-------- Information provided --------

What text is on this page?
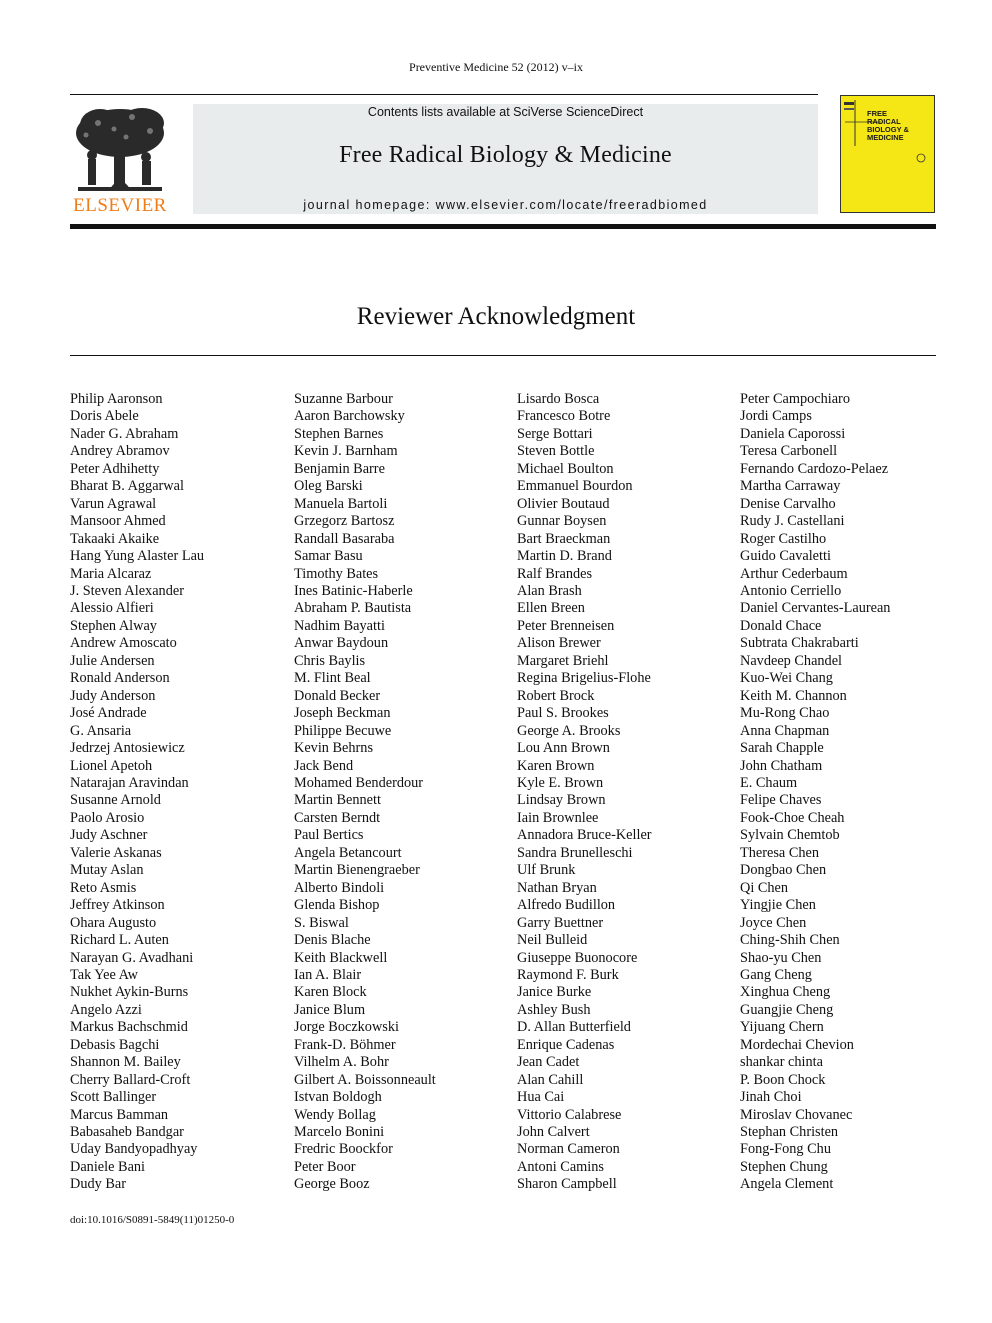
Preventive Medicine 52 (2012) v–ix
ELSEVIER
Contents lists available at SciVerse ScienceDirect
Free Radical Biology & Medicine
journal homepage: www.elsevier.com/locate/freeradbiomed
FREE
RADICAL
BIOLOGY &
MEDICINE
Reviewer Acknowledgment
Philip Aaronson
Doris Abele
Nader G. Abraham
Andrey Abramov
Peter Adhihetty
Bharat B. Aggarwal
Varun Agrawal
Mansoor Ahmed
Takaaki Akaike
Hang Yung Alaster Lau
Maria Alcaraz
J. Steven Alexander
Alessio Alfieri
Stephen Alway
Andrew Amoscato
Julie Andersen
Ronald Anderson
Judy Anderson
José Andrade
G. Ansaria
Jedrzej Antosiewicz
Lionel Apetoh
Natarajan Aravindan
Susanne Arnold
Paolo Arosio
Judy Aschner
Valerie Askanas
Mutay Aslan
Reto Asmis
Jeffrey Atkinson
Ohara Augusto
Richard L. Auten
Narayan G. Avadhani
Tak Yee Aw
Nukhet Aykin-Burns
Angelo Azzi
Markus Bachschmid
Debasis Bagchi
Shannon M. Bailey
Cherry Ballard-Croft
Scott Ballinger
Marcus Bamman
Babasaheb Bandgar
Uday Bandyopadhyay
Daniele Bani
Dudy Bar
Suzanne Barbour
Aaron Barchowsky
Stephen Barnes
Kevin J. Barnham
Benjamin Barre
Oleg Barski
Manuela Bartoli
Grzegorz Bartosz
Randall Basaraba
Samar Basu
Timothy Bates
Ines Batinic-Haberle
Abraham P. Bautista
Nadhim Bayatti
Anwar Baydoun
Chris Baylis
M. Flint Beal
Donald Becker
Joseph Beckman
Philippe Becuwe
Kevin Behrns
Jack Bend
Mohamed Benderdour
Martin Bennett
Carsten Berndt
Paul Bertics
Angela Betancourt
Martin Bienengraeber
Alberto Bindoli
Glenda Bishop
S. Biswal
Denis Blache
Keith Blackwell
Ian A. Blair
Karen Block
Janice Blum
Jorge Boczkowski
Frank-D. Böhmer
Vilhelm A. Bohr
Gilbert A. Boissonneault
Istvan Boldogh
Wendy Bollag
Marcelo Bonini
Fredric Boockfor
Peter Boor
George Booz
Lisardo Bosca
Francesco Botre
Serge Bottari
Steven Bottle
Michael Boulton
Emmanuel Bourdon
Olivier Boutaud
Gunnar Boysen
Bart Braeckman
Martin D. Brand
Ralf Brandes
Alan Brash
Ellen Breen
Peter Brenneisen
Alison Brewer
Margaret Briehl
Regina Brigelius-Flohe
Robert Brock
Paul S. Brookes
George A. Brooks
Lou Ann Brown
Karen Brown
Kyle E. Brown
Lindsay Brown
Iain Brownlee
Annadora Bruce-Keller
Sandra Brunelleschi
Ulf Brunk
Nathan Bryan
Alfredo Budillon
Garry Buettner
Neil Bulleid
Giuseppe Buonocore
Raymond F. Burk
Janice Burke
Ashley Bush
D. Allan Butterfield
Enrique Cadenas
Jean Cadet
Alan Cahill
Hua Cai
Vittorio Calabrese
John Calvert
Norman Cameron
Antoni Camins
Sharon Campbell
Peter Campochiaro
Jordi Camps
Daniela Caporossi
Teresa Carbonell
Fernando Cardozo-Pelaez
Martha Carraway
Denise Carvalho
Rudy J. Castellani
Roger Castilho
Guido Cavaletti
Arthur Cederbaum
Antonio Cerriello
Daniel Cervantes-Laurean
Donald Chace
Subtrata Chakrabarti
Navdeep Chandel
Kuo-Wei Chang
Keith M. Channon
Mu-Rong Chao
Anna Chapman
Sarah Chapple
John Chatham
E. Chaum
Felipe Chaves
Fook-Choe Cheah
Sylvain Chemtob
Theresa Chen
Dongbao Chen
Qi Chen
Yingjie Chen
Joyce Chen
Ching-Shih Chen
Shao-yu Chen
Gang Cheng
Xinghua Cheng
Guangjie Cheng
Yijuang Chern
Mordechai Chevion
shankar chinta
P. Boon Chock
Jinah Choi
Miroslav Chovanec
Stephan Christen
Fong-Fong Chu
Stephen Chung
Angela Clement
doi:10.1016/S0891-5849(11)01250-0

--------

__Task description__. Collect, from the material above, every line containing the word "Stephen".

__Exercise response__.
Stephen Alway
Stephen Barnes
Stephen Chung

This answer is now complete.